----- DATA FOR THIS TASK -----
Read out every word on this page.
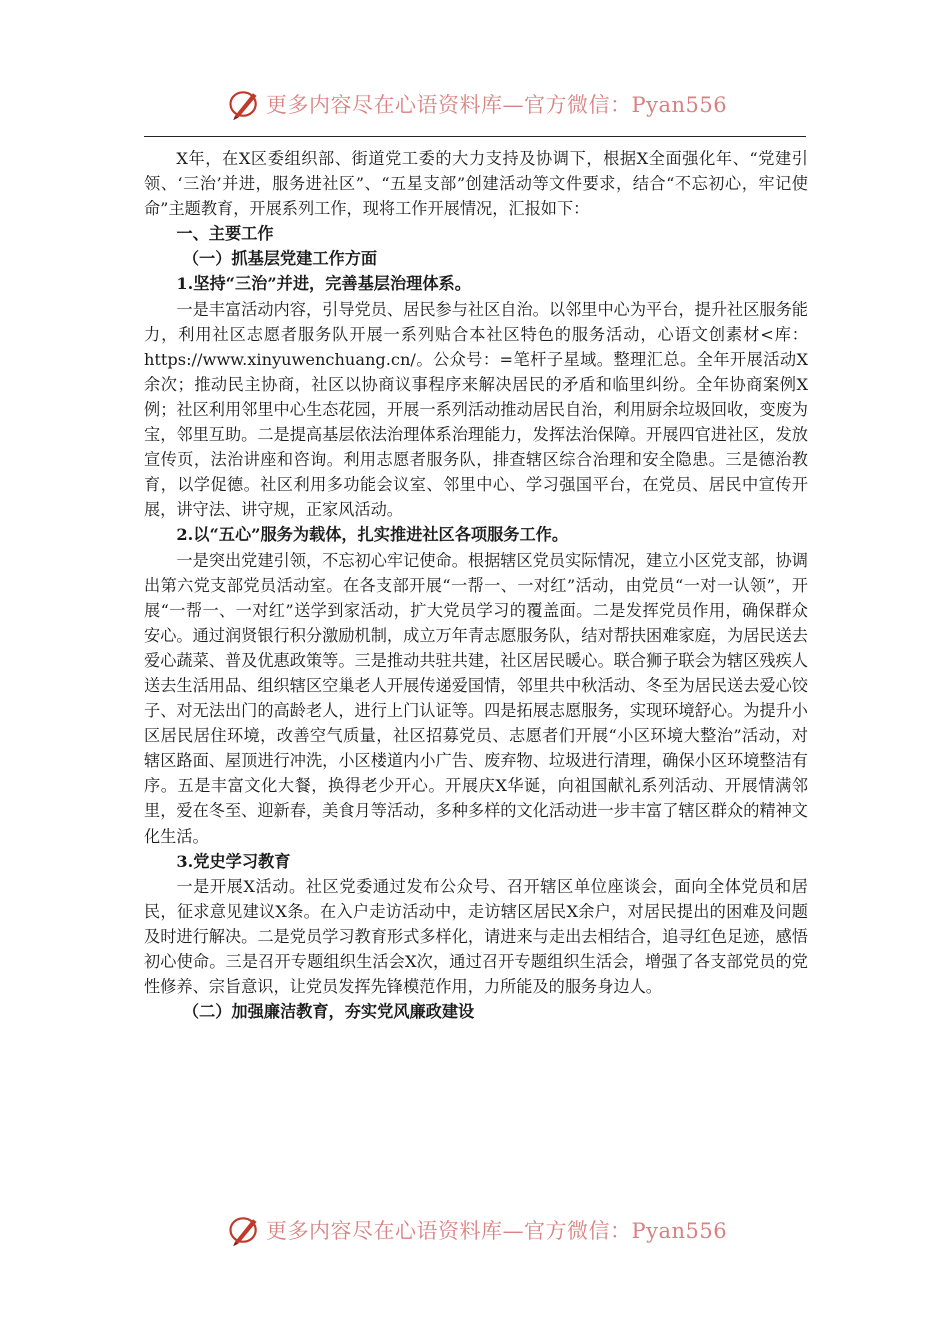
更多内容尽在心语资料库—官方微信：Pyan556

X年，在X区委组织部、街道党工委的大力支持及协调下，根据X全面强化年、“党建引领、‘三治’并进，服务进社区”、“五星支部”创建活动等文件要求，结合“不忘初心，牢记使命”主题教育，开展系列工作，现将工作开展情况，汇报如下：

一、主要工作

（一）抓基层党建工作方面

1.坚持“三治”并进，完善基层治理体系。

一是丰富活动内容，引导党员、居民参与社区自治。以邻里中心为平台，提升社区服务能力，利用社区志愿者服务队开展一系列贴合本社区特色的服务活动，心语文创素材<库：https://www.xinyuwenchuang.cn/。公众号：=笔杆子星域。整理汇总。全年开展活动X余次；推动民主协商，社区以协商议事程序来解决居民的矛盾和临里纠纷。全年协商案例X例；社区利用邻里中心生态花园，开展一系列活动推动居民自治，利用厨余垃圾回收，变废为宝，邻里互助。二是提高基层依法治理体系治理能力，发挥法治保障。开展四官进社区，发放宣传页，法治讲座和咨询。利用志愿者服务队，排查辖区综合治理和安全隐患。三是德治教育，以学促德。社区利用多功能会议室、邻里中心、学习强国平台，在党员、居民中宣传开展，讲守法、讲守规，正家风活动。

2.以“五心”服务为载体，扎实推进社区各项服务工作。

一是突出党建引领，不忘初心牢记使命。根据辖区党员实际情况，建立小区党支部，协调出第六党支部党员活动室。在各支部开展“一帮一、一对红”活动，由党员“一对一认领”，开展“一帮一、一对红”送学到家活动，扩大党员学习的覆盖面。二是发挥党员作用，确保群众安心。通过润贤银行积分激励机制，成立万年青志愿服务队，结对帮扶困难家庭，为居民送去爱心蔬菜、普及优惠政策等。三是推动共驻共建，社区居民暖心。联合狮子联会为辖区残疾人送去生活用品、组织辖区空巢老人开展传递爱国情，邻里共中秋活动、冬至为居民送去爱心饺子、对无法出门的高龄老人，进行上门认证等。四是拓展志愿服务，实现环境舒心。为提升小区居民居住环境，改善空气质量，社区招募党员、志愿者们开展“小区环境大整治”活动，对辖区路面、屋顶进行冲洗，小区楼道内小广告、废弃物、垃圾进行清理，确保小区环境整洁有序。五是丰富文化大餐，换得老少开心。开展庆X华诞，向祖国献礼系列活动、开展情满邻里，爱在冬至、迎新春，美食月等活动，多种多样的文化活动进一步丰富了辖区群众的精神文化生活。

3.党史学习教育

一是开展X活动。社区党委通过发布公众号、召开辖区单位座谈会，面向全体党员和居民，征求意见建议X条。在入户走访活动中，走访辖区居民X余户，对居民提出的困难及问题及时进行解决。二是党员学习教育形式多样化，请进来与走出去相结合，追寻红色足迹，感悟初心使命。三是召开专题组织生活会X次，通过召开专题组织生活会，增强了各支部党员的党性修养、宗旨意识，让党员发挥先锋模范作用，力所能及的服务身边人。

（二）加强廉洁教育，夯实党风廉政建设

更多内容尽在心语资料库—官方微信：Pyan556
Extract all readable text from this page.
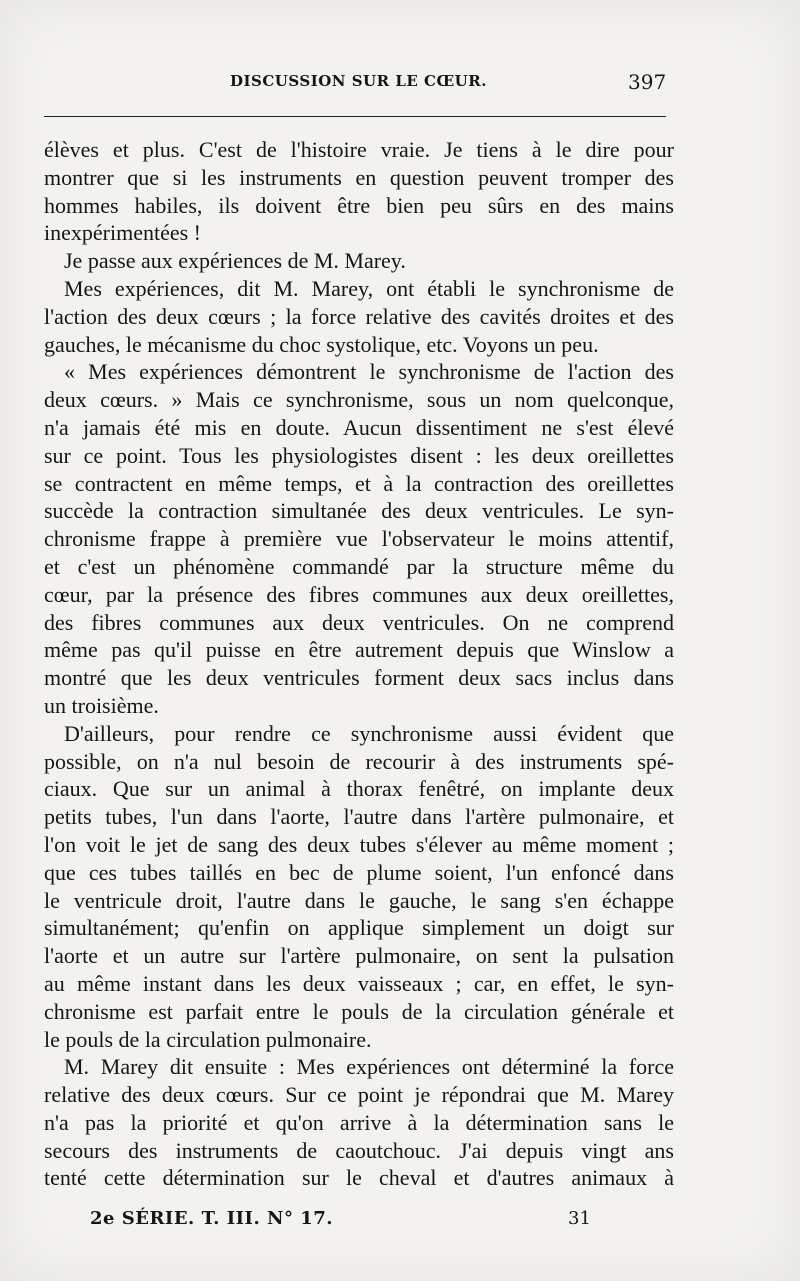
DISCUSSION SUR LE CŒUR.	397
élèves et plus. C'est de l'histoire vraie. Je tiens à le dire pour
montrer que si les instruments en question peuvent tromper des
hommes habiles, ils doivent être bien peu sûrs en des mains
inexpérimentées !
Je passe aux expériences de M. Marey.
Mes expériences, dit M. Marey, ont établi le synchronisme de
l'action des deux cœurs ; la force relative des cavités droites et des
gauches, le mécanisme du choc systolique, etc. Voyons un peu.
« Mes expériences démontrent le synchronisme de l'action des
deux cœurs. » Mais ce synchronisme, sous un nom quelconque,
n'a jamais été mis en doute. Aucun dissentiment ne s'est élevé
sur ce point. Tous les physiologistes disent : les deux oreillettes
se contractent en même temps, et à la contraction des oreillettes
succède la contraction simultanée des deux ventricules. Le syn-
chronisme frappe à première vue l'observateur le moins attentif,
et c'est un phénomène commandé par la structure même du
cœur, par la présence des fibres communes aux deux oreillettes,
des fibres communes aux deux ventricules. On ne comprend
même pas qu'il puisse en être autrement depuis que Winslow a
montré que les deux ventricules forment deux sacs inclus dans
un troisième.
D'ailleurs, pour rendre ce synchronisme aussi évident que
possible, on n'a nul besoin de recourir à des instruments spé-
ciaux. Que sur un animal à thorax fenêtré, on implante deux
petits tubes, l'un dans l'aorte, l'autre dans l'artère pulmonaire, et
l'on voit le jet de sang des deux tubes s'élever au même moment ;
que ces tubes taillés en bec de plume soient, l'un enfoncé dans
le ventricule droit, l'autre dans le gauche, le sang s'en échappe
simultanément; qu'enfin on applique simplement un doigt sur
l'aorte et un autre sur l'artère pulmonaire, on sent la pulsation
au même instant dans les deux vaisseaux ; car, en effet, le syn-
chronisme est parfait entre le pouls de la circulation générale et
le pouls de la circulation pulmonaire.
M. Marey dit ensuite : Mes expériences ont déterminé la force
relative des deux cœurs. Sur ce point je répondrai que M. Marey
n'a pas la priorité et qu'on arrive à la détermination sans le
secours des instruments de caoutchouc. J'ai depuis vingt ans
tenté cette détermination sur le cheval et d'autres animaux à
2e SÉRIE. T. III. N° 17.	31
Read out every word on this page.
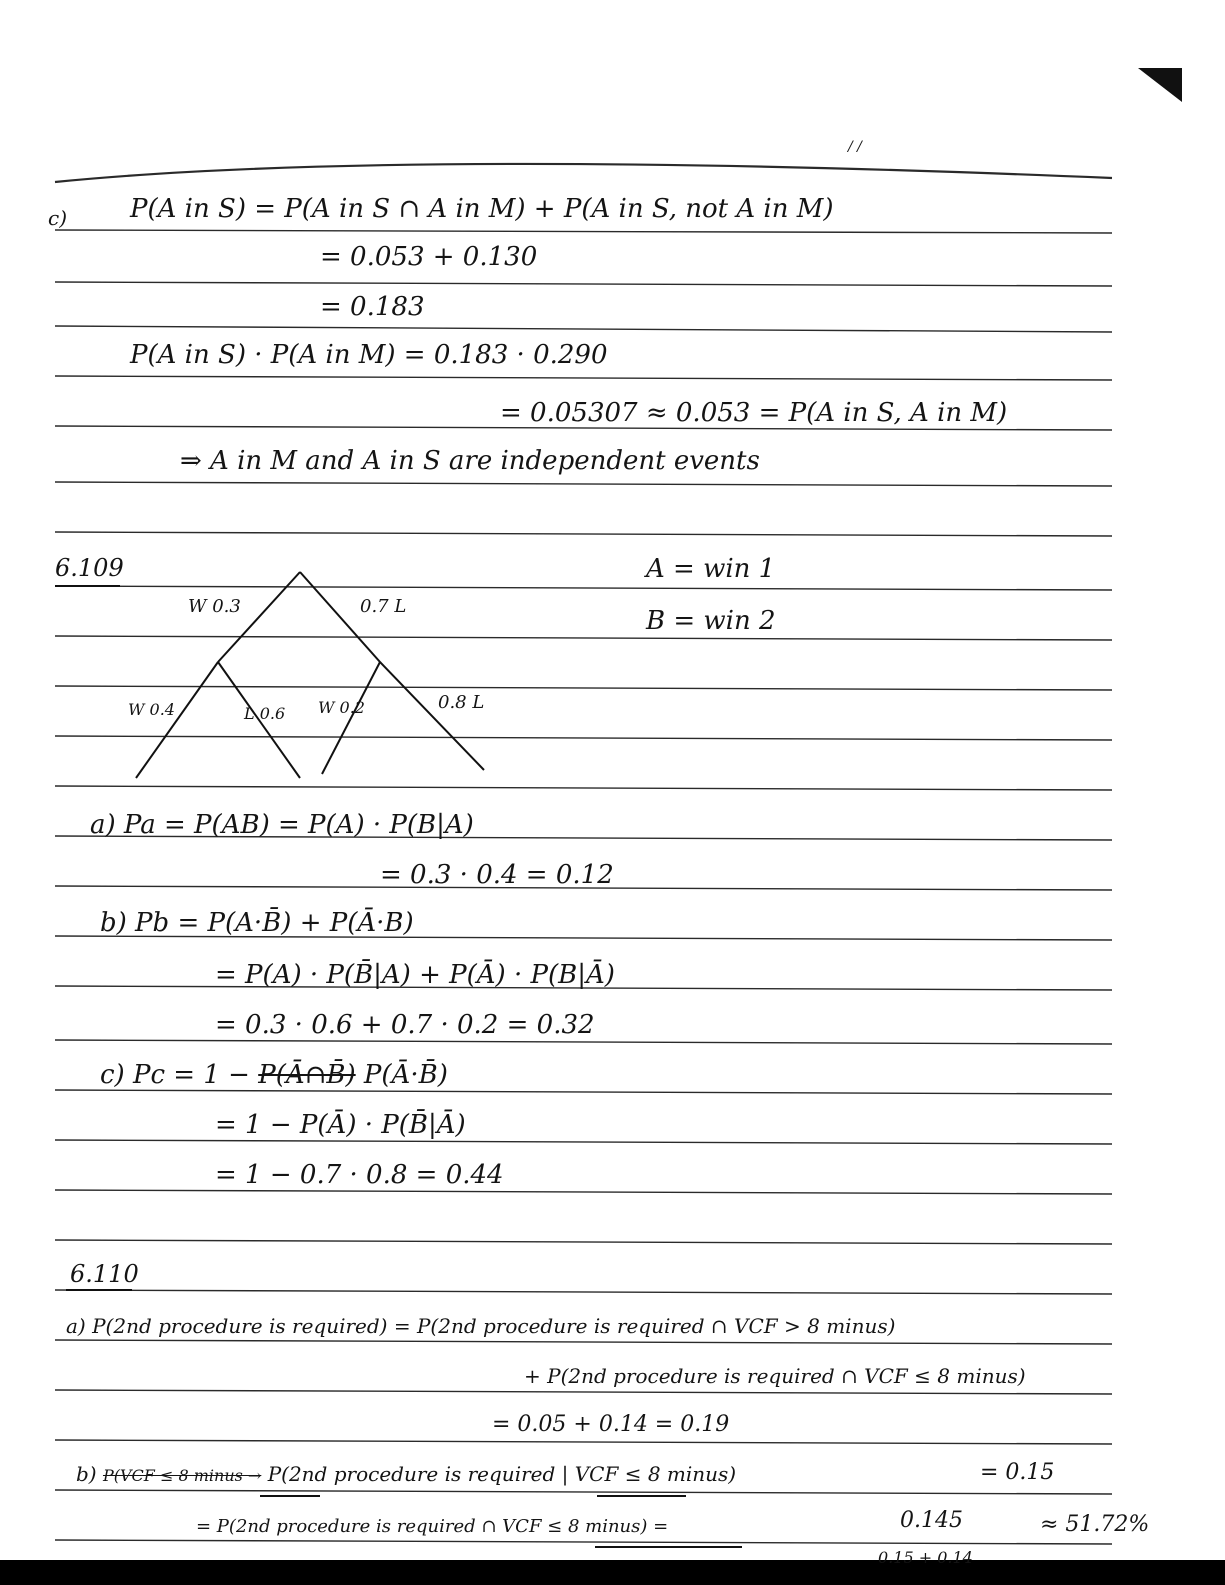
/ /
c) P(A in S) = P(A in S ∩ A in M) + P(A in S, not A in M)
= 0.053 + 0.130
= 0.183
P(A in S) · P(A in M) = 0.183 · 0.290
= 0.05307 ≈ 0.053 = P(A in S, A in M)
⇒ A in M and A in S are independent events
6.109	A = win 1
B = win 2
W 0.3	0.7 L
W 0.4	L 0.6 W 0.2	0.8 L
a) Pa = P(AB) = P(A) · P(B|A)
= 0.3 · 0.4 = 0.12
b) Pb = P(A·B̄) + P(Ā·B)
= P(A) · P(B̄|A) + P(Ā) · P(B|Ā)
= 0.3 · 0.6 + 0.7 · 0.2 = 0.32
c) Pc = 1 − P(Ā∩B̄) P(Ā·B̄)
= 1 − P(Ā) · P(B̄|Ā)
= 1 − 0.7 · 0.8 = 0.44
6.110
a) P(2nd procedure is required) = P(2nd procedure is required ∩ VCF > 8 minus)
+ P(2nd procedure is required ∩ VCF ≤ 8 minus)
= 0.05 + 0.14 = 0.19
b) P(VCF ≤ 8 minus → P(2nd procedure is required | VCF ≤ 8 minus)	= 0.15
= P(2nd procedure is required ∩ VCF ≤ 8 minus) =	0.145	≈ 51.72%
0.15 + 0.14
-----
DIRECTIVE: Locate the lines above that hold the word "même". Show every one of them.

EXERCISE RESULT:
se contractent en même temps, et à la contraction des oreillettes
et c'est un phénomène commandé par la structure même du
même pas qu'il puisse en être autrement depuis que Winslow a
l'on voit le jet de sang des deux tubes s'élever au même moment ;
au même instant dans les deux vaisseaux ; car, en effet, le syn-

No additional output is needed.